What you need to do: Reproduce the part of the blog excerpt on testing MCMC samplers word for word, starting with "In software development, it" and going on through "to MCMC samplers.".

Page excerpt:
In the next two blog posts, I’ll focus on testing MCMC samplers, partly because they’re the kind of algorithm I have the most experience with, and partly because they are especially good illustrations of the challenges involved in testing machine learning code. These strategies should be more widely applicable, though.

In software development, it is useful to distinguish two different kinds of tests: unit tests and integration tests. Unit tests are short and simple tests which check the correctness of small pieces of code, such as individual functions. The idea is for the tests to be as local as possible — ideally, a single bug should cause a single test to fail. Integration tests test the overall behavior of the system, without reference to the underlying implementation. They are more global than unit tests: they test whether different parts of the system interact correctly to produce the desired behavior. Both kinds of tests are relevant to MCMC samplers.

A development pattern called test-driven development is built around testability: the idea is to first write unit and integration tests as a sort of formal specification for the software, and then to write code to make the tests pass. A fully test-driven development process might look something like:

- write integration tests based on high-level specs for the system
- write unit tests
- write code which makes the unit tests pass
- make sure the integration tests pass

In research, because the requirements are so amorphous, it is often difficult to come up with good specs in advance. However, I’ve found the general idea of getting unit tests to pass, followed by integration tests, to be a useful one. I’ll talk about unit tests in this blog post and integration tests in the followup.

## Unit testing

Unit testing is about independently testing small chunks of code. Naturally, if you want to unit test your code, it needs to be divided into independently testable chunks, i.e. it needs to be modular. Such a modular design doesn’t happen automatically, especially in research, where you’re building up a code base organically with constantly shifting goals and strategies. It can be difficult to retrofit to code base with unit tests; in fact, the book *Working effectively with legacy code* defines legacy code as “code without unit tests.” The whole book is about strategies for refactoring an existing code base to make it testable.

It’s much easier to try to keep things modular and testable from the beginning. In fact, one of the arguments behind test-driven development is that by writing unit tests along with the actual code, you force yourself to structure your code in a modular way, and this winds up having other benefits like reusability and maintainability. This agrees with my own experience.

Unfortunately, the way machine learning is typically taught encourages a programming style which is neither modular nor testable. In problem sets, you typically work through a bunch of math to derive the update rules for an iterative algorithm, and then implement the updates directly in MATLAB. This approach makes it easy for graders to spot differences from the correct solution, and you’ll probably be able to write a correct-looking homework assignment this way, but it’s not a robust way to build real software projects. Iterative algorithms are by nature difficult to test as black boxes.

Data extract:
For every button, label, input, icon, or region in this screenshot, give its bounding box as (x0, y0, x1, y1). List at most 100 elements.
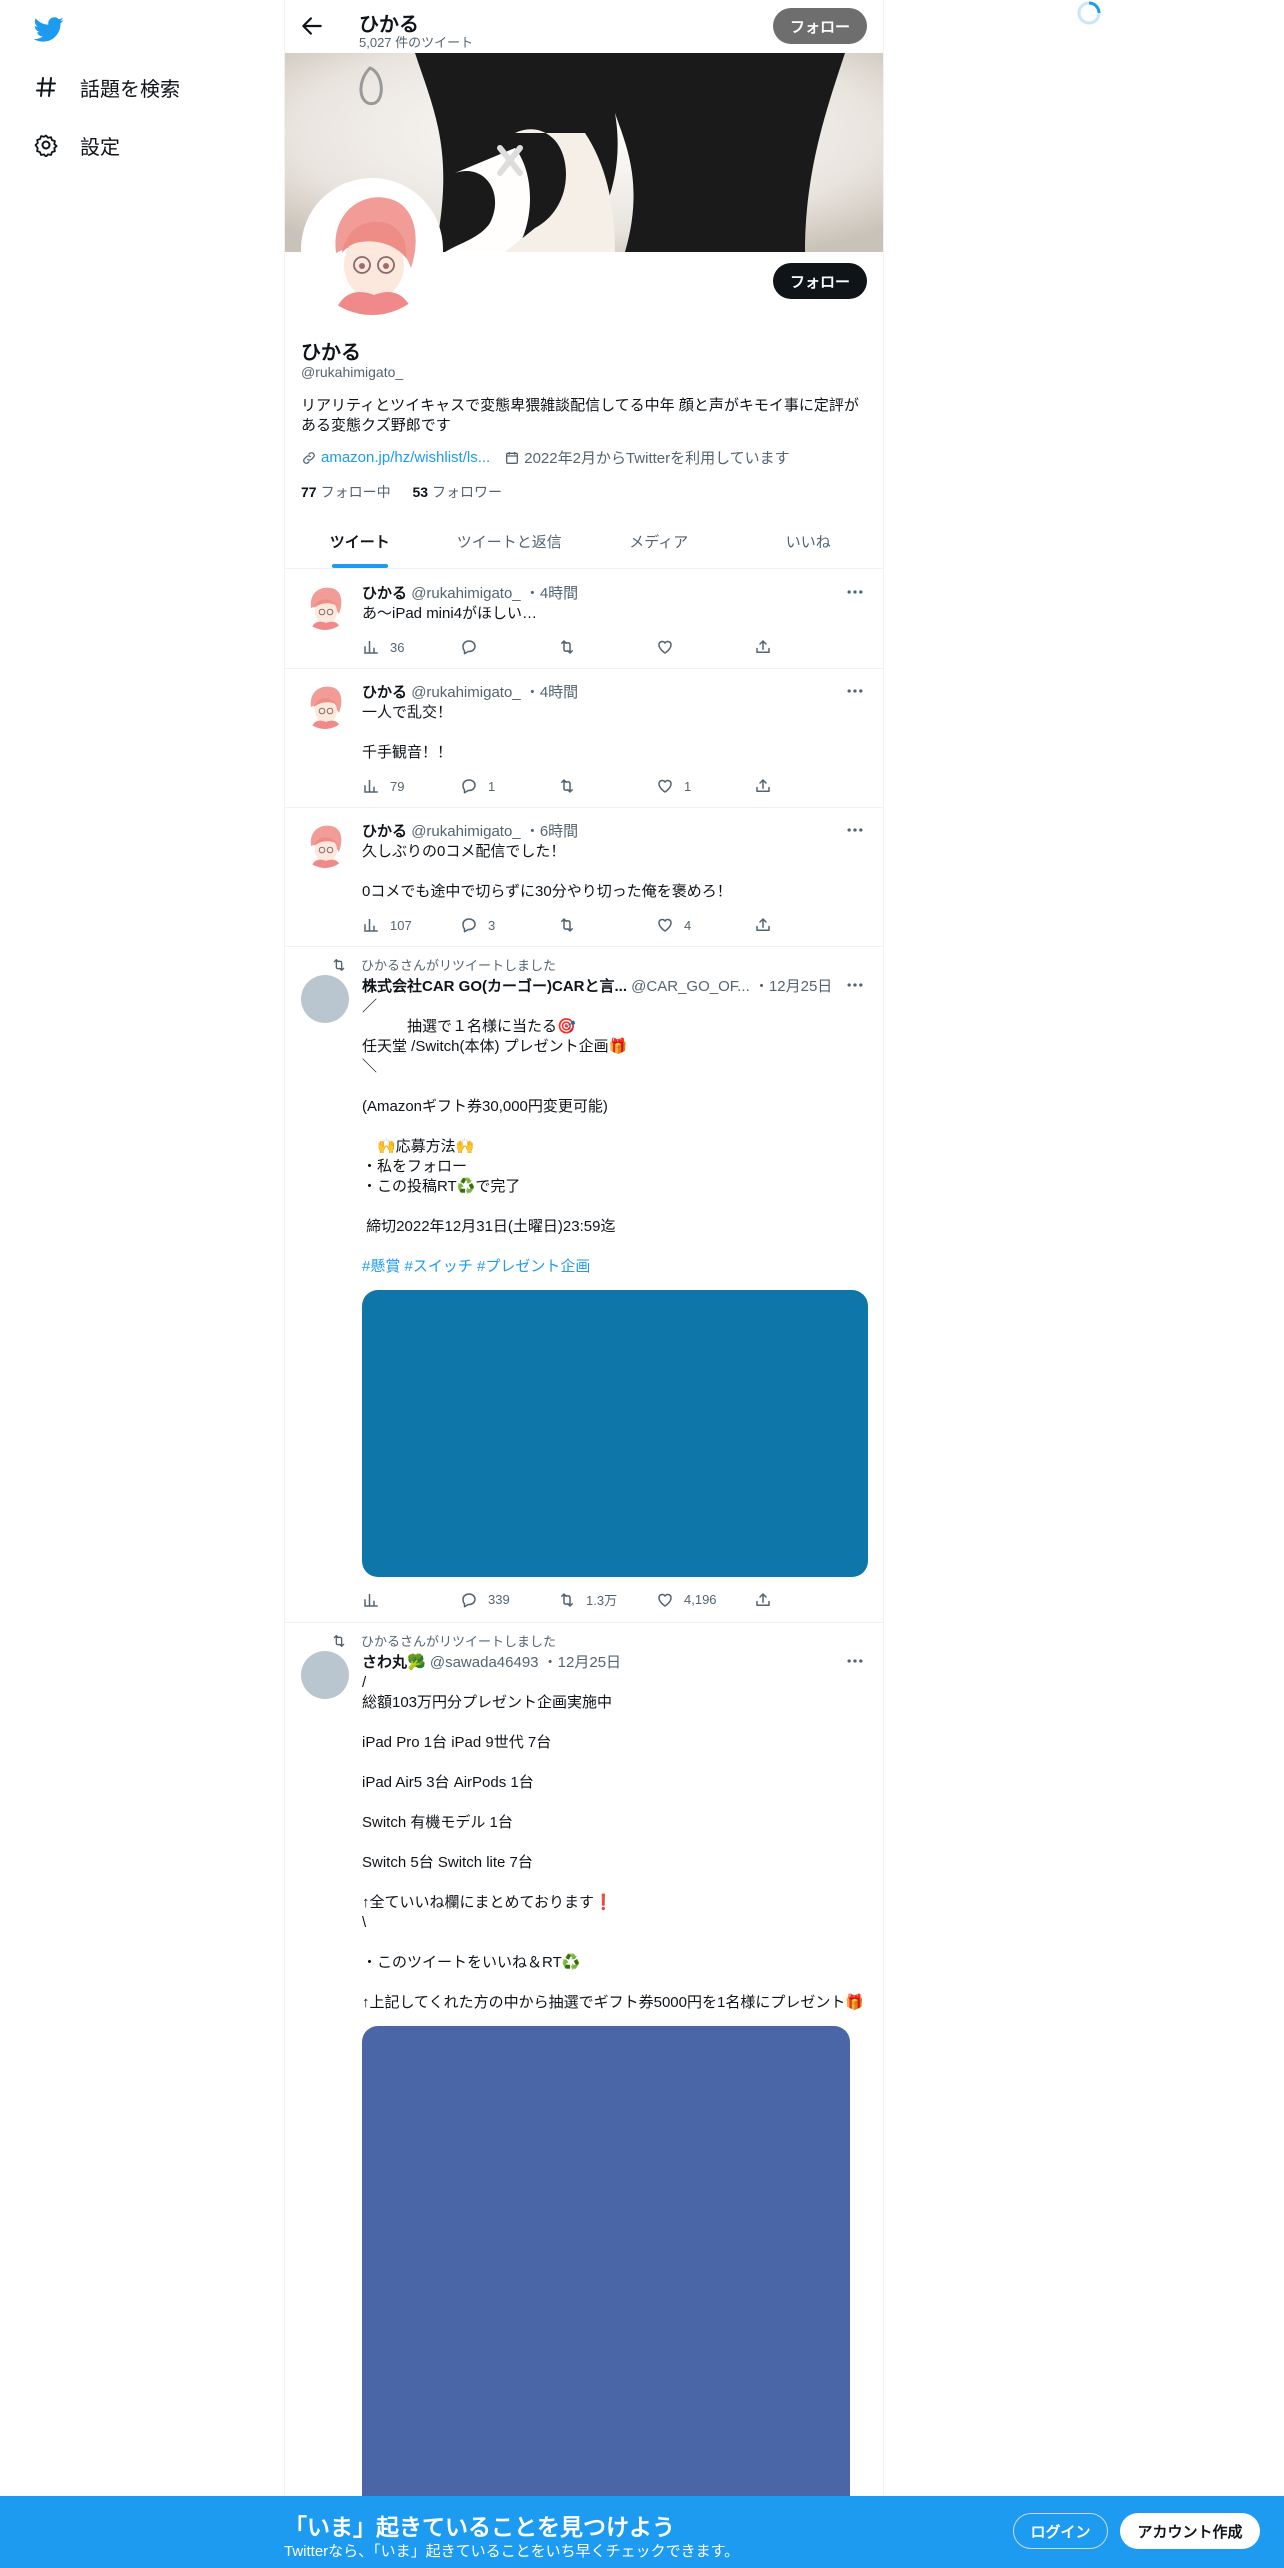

Solution to the exercise:
In software development, it is useful to distinguish two different kinds of tests: unit tests and integration tests. Unit tests are short and simple tests which check the correctness of small pieces of code, such as individual functions. The idea is for the tests to be as local as possible — ideally, a single bug should cause a single test to fail. Integration tests test the overall behavior of the system, without reference to the underlying implementation. They are more global than unit tests: they test whether different parts of the system interact correctly to produce the desired behavior. Both kinds of tests are relevant to MCMC samplers.